Task: Pick out the lines in the listing below that contain the word "FWHM" and copy them.

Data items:
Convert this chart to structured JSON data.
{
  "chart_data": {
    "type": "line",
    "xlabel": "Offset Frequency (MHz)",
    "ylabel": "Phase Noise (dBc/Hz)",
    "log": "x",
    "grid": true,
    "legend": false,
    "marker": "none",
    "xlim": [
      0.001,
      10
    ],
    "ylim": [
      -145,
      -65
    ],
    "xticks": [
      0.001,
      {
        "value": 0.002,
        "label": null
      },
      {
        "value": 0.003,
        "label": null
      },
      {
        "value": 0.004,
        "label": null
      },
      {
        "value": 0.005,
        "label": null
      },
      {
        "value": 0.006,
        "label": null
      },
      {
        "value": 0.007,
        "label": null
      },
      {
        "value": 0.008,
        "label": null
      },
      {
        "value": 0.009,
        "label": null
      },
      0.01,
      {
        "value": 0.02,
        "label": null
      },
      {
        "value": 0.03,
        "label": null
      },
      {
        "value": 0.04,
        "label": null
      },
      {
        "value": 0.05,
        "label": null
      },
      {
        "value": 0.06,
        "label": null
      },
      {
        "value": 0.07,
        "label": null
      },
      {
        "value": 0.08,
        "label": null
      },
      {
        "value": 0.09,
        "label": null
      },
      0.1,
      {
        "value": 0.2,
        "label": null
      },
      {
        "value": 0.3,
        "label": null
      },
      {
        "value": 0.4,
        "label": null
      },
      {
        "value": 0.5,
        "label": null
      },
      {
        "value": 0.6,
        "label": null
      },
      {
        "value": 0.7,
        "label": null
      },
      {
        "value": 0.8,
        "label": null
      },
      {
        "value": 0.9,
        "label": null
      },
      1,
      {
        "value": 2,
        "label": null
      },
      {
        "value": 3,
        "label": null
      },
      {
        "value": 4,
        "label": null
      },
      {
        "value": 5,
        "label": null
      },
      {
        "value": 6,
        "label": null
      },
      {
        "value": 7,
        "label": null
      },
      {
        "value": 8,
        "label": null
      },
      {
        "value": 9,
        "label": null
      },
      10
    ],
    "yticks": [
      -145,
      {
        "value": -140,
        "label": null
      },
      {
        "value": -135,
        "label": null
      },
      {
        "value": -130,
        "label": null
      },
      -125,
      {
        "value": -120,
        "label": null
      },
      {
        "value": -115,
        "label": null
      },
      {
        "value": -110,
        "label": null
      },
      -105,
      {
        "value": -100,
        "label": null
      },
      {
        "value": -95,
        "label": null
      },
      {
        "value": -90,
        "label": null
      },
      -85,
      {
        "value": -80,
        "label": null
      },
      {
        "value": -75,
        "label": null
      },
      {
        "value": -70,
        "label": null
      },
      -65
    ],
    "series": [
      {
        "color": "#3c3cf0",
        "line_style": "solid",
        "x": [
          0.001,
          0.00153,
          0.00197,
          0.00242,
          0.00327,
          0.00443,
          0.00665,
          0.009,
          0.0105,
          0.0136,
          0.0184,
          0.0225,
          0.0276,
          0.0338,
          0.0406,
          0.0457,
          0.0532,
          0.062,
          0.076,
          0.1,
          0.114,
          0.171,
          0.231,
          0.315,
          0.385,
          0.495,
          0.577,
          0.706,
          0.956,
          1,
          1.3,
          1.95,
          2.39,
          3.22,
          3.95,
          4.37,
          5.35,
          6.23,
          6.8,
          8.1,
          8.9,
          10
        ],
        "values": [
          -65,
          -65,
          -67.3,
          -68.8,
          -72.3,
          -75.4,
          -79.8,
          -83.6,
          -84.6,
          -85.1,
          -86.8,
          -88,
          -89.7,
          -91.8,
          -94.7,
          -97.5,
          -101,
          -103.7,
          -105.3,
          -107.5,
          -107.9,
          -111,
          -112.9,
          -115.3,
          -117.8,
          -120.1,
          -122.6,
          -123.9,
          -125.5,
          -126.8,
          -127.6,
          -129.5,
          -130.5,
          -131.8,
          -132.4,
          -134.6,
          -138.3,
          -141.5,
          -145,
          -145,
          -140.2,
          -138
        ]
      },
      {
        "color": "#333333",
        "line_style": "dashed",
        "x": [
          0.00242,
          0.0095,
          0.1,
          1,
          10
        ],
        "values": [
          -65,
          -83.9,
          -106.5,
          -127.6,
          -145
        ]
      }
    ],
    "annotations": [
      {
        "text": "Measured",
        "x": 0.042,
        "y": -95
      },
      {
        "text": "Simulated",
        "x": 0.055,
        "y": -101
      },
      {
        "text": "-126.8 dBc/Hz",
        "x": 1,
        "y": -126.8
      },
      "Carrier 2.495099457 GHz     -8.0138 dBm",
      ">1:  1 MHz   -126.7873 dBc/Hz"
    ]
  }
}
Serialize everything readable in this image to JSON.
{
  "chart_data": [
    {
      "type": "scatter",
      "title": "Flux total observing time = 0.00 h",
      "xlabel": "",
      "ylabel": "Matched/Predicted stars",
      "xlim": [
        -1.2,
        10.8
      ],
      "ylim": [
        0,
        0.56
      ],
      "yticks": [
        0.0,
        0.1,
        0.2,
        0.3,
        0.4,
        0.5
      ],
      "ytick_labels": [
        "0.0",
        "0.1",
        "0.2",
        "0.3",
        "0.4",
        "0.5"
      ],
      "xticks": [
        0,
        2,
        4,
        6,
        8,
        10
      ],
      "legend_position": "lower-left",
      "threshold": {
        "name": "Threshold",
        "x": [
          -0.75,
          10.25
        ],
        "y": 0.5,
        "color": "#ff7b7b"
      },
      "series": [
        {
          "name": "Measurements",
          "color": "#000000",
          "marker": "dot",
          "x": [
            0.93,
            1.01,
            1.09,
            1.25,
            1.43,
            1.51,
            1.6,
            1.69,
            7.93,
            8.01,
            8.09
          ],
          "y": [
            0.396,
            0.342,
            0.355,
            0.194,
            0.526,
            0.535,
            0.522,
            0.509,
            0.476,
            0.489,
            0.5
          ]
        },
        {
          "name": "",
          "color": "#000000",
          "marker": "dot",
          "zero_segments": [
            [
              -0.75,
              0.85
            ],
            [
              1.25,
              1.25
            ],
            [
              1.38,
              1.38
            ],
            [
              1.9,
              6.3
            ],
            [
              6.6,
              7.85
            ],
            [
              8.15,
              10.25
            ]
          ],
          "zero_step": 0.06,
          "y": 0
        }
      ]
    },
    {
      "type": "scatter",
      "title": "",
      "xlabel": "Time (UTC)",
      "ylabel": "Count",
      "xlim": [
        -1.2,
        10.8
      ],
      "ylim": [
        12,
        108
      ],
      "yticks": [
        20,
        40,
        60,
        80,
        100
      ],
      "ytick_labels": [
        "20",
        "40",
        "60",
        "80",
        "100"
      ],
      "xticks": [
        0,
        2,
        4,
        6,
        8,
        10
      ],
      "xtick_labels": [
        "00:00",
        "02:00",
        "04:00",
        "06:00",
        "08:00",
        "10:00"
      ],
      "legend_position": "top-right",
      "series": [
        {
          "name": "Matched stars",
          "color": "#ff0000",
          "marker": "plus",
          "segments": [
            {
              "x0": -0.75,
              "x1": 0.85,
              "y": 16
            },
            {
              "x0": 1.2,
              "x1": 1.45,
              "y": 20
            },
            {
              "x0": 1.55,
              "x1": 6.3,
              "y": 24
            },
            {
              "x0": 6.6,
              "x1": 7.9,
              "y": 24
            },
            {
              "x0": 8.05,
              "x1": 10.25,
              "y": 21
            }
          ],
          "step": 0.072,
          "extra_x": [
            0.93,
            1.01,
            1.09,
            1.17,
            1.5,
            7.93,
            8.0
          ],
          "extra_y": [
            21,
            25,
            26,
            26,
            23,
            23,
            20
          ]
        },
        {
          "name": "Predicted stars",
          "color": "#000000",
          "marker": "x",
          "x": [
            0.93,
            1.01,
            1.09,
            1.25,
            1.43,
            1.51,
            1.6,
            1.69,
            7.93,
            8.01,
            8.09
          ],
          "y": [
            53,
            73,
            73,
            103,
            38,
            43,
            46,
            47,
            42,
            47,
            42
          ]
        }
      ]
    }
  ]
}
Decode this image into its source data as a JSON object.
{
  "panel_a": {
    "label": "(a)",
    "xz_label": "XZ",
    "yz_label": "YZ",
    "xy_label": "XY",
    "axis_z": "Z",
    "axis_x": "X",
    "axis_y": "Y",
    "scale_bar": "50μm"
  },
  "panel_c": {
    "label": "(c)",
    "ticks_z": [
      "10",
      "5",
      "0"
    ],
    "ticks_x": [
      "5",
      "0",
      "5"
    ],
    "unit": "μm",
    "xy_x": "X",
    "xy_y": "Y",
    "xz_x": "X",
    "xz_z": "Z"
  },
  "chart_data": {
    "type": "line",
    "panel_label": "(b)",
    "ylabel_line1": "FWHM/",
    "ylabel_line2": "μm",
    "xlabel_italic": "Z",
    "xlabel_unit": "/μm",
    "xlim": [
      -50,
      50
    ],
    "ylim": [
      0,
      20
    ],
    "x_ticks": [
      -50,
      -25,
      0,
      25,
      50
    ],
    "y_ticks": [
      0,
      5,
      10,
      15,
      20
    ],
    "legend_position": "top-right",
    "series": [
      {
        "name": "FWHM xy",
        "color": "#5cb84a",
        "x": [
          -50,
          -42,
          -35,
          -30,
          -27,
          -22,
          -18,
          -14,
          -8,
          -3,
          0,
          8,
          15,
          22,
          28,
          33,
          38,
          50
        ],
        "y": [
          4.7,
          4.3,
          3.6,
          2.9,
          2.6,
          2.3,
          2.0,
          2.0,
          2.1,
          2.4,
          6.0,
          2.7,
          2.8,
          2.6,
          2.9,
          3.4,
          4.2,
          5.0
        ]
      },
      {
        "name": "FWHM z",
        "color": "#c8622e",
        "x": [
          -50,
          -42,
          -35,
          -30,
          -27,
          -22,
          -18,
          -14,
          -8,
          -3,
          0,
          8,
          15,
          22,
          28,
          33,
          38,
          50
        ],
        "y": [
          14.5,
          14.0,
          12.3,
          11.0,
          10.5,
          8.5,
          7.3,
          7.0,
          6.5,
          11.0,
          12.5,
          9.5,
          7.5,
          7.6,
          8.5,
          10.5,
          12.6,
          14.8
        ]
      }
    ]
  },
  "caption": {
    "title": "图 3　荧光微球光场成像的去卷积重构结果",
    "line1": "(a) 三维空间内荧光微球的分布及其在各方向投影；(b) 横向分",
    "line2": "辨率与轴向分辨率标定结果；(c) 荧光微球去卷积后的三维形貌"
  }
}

Solution:
    "ylabel_line1": "FWHM/",
        "name": "FWHM xy",
        "name": "FWHM z",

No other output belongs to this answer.